## PROBLEM TO WORK ON
Copy out, without alteration, everything in the following records from the very first line down to the line containing "anterior-trunk-label: Anterior Trunk", including both of those lines.

(Spatial annotation records)
>>>
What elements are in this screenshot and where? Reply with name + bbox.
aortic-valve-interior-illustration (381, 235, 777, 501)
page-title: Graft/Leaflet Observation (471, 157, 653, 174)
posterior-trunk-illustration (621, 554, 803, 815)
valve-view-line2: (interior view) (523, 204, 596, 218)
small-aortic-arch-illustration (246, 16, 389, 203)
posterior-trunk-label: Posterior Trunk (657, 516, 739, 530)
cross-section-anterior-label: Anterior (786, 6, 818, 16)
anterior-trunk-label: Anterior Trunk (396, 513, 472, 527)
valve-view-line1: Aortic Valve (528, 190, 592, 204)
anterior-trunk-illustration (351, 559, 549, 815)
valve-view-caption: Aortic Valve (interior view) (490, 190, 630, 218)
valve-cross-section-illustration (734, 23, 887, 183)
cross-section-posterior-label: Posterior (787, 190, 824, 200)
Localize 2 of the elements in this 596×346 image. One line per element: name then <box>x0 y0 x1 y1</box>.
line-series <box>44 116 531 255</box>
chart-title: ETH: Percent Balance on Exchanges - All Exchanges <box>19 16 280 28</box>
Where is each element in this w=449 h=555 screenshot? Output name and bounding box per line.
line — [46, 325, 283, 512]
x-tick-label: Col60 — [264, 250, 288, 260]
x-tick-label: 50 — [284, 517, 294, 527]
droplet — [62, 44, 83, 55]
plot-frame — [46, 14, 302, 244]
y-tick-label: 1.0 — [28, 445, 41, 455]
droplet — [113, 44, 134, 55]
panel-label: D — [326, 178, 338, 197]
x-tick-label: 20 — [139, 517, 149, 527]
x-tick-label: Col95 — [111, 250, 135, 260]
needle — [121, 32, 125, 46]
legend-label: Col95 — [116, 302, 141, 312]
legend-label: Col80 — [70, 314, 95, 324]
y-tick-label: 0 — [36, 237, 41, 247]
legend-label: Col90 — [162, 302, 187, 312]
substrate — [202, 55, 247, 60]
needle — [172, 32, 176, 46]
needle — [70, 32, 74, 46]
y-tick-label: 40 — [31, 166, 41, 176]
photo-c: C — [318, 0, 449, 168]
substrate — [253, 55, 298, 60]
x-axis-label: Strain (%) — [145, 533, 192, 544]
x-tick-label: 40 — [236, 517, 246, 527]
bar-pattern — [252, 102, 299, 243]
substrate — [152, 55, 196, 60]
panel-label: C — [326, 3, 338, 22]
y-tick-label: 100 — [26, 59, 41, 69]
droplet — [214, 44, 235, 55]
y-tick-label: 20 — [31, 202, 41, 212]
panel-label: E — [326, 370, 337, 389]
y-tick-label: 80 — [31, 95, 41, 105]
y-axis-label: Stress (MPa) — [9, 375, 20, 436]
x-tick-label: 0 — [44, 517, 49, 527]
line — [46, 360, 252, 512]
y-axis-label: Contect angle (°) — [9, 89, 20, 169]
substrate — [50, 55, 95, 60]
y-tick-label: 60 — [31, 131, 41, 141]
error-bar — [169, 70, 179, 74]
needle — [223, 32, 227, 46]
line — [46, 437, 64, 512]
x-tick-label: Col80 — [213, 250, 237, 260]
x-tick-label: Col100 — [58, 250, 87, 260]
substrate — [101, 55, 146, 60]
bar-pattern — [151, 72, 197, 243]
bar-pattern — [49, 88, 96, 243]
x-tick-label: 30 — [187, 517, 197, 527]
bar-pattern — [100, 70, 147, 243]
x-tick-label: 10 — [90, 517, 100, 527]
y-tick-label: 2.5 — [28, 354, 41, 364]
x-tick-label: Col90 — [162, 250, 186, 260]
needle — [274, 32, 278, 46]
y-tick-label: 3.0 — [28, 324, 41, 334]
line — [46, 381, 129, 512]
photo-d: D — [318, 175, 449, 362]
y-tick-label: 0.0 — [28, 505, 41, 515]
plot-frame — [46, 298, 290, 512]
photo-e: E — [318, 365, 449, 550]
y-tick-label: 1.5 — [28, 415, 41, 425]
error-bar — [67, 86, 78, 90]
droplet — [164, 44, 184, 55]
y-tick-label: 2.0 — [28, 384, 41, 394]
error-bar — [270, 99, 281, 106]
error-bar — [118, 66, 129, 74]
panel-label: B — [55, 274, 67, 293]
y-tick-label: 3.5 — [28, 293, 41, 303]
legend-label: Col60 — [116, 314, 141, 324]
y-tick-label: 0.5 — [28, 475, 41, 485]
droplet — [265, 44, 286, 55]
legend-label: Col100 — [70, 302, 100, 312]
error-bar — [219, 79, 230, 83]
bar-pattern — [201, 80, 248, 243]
<<<
## EXERCISE RESULT
What elements are in this screenshot and where? Reply with name + bbox.
aortic-valve-interior-illustration (381, 235, 777, 501)
page-title: Graft/Leaflet Observation (471, 157, 653, 174)
posterior-trunk-illustration (621, 554, 803, 815)
valve-view-line2: (interior view) (523, 204, 596, 218)
small-aortic-arch-illustration (246, 16, 389, 203)
posterior-trunk-label: Posterior Trunk (657, 516, 739, 530)
cross-section-anterior-label: Anterior (786, 6, 818, 16)
anterior-trunk-label: Anterior Trunk (396, 513, 472, 527)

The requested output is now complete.